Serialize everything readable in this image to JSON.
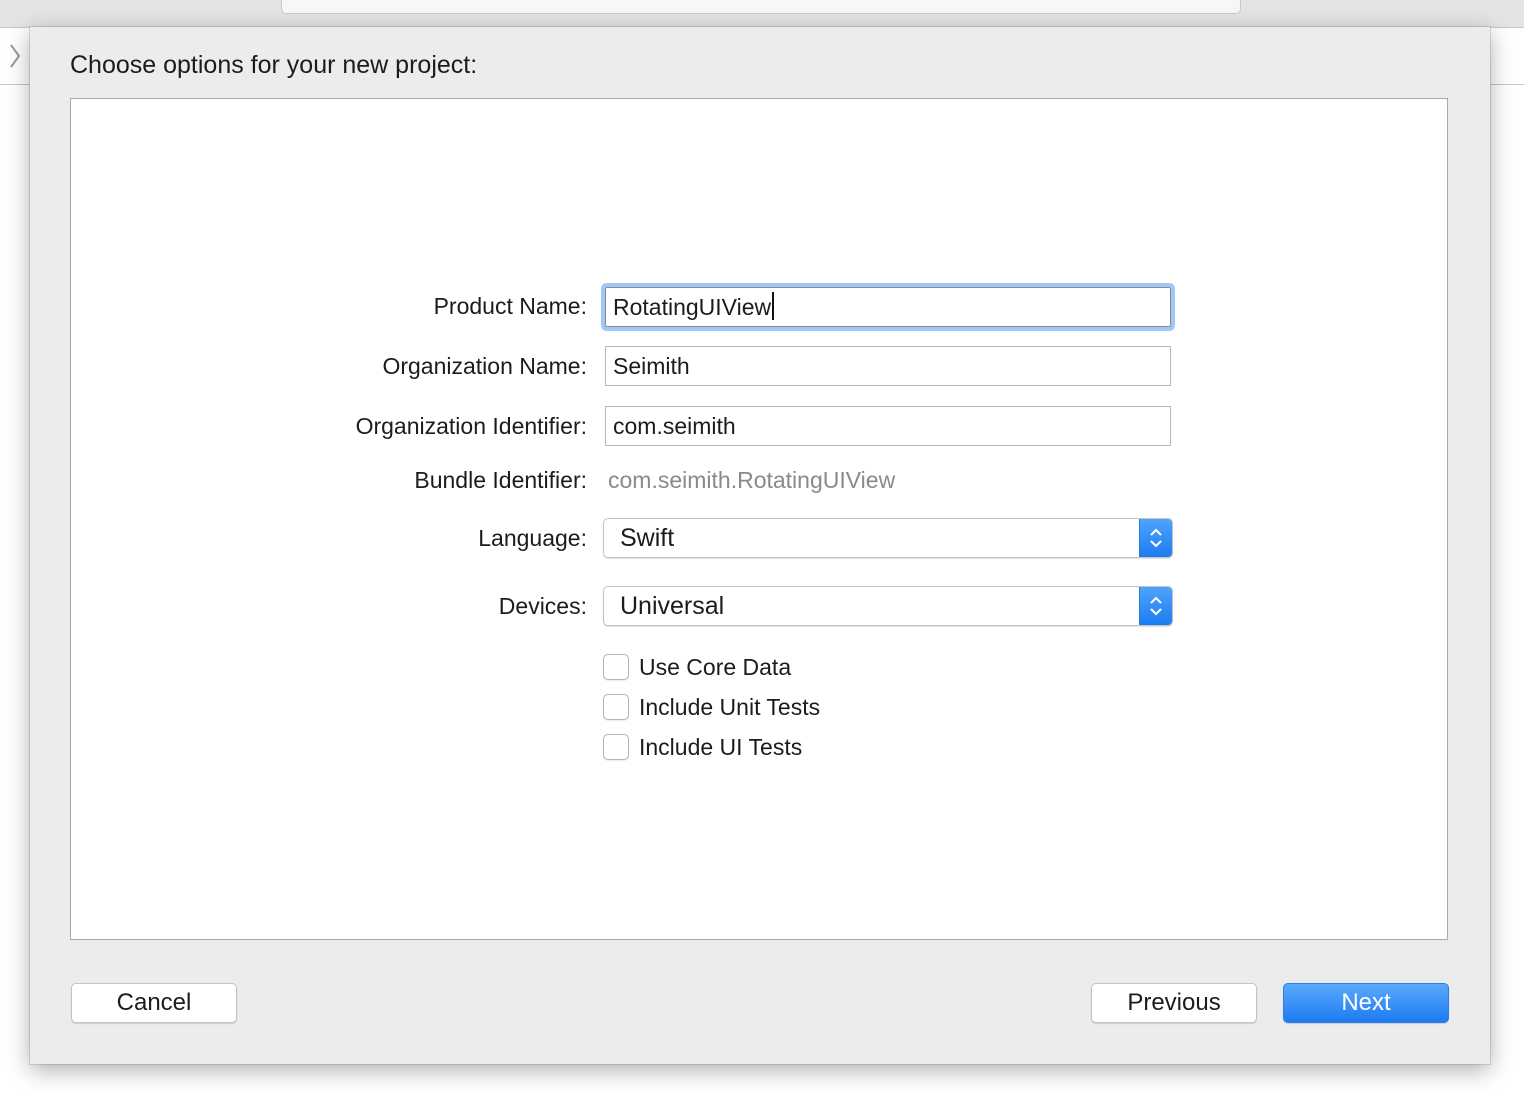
{
  "sheet": {
    "title": "Choose options for your new project:"
  },
  "form": {
    "product_name": {
      "label": "Product Name:",
      "value": "RotatingUIView"
    },
    "organization_name": {
      "label": "Organization Name:",
      "value": "Seimith"
    },
    "organization_identifier": {
      "label": "Organization Identifier:",
      "value": "com.seimith"
    },
    "bundle_identifier": {
      "label": "Bundle Identifier:",
      "value": "com.seimith.RotatingUIView"
    },
    "language": {
      "label": "Language:",
      "selected": "Swift"
    },
    "devices": {
      "label": "Devices:",
      "selected": "Universal"
    },
    "checkboxes": [
      {
        "label": "Use Core Data",
        "checked": false
      },
      {
        "label": "Include Unit Tests",
        "checked": false
      },
      {
        "label": "Include UI Tests",
        "checked": false
      }
    ]
  },
  "buttons": {
    "cancel": "Cancel",
    "previous": "Previous",
    "next": "Next"
  },
  "colors": {
    "accent": "#1d7cf2",
    "focus_ring": "#9ec8f5",
    "sheet_background": "#ececec"
  },
  "icons": {
    "popup_arrows": "up-down-chevron-icon",
    "sidebar_toggle": "chevron-right-icon"
  }
}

_YOUR TASK_: Each line of the data should be quoted exactly, with pictures left out.

_RESULT_:
Serialize everything readable in this image to JSON.
{
  "sheet": {
    "title": "Choose options for your new project:"
  },
  "form": {
    "product_name": {
      "label": "Product Name:",
      "value": "RotatingUIView"
    },
    "organization_name": {
      "label": "Organization Name:",
      "value": "Seimith"
    },
    "organization_identifier": {
      "label": "Organization Identifier:",
      "value": "com.seimith"
    },
    "bundle_identifier": {
      "label": "Bundle Identifier:",
      "value": "com.seimith.RotatingUIView"
    },
    "language": {
      "label": "Language:",
      "selected": "Swift"
    },
    "devices": {
      "label": "Devices:",
      "selected": "Universal"
    },
    "checkboxes": [
      {
        "label": "Use Core Data",
        "checked": false
      },
      {
        "label": "Include Unit Tests",
        "checked": false
      },
      {
        "label": "Include UI Tests",
        "checked": false
      }
    ]
  },
  "buttons": {
    "cancel": "Cancel",
    "previous": "Previous",
    "next": "Next"
  },
  "colors": {
    "accent": "#1d7cf2",
    "focus_ring": "#9ec8f5",
    "sheet_background": "#ececec"
  },
  "icons": {
    "popup_arrows": "up-down-chevron-icon",
    "sidebar_toggle": "chevron-right-icon"
  }
}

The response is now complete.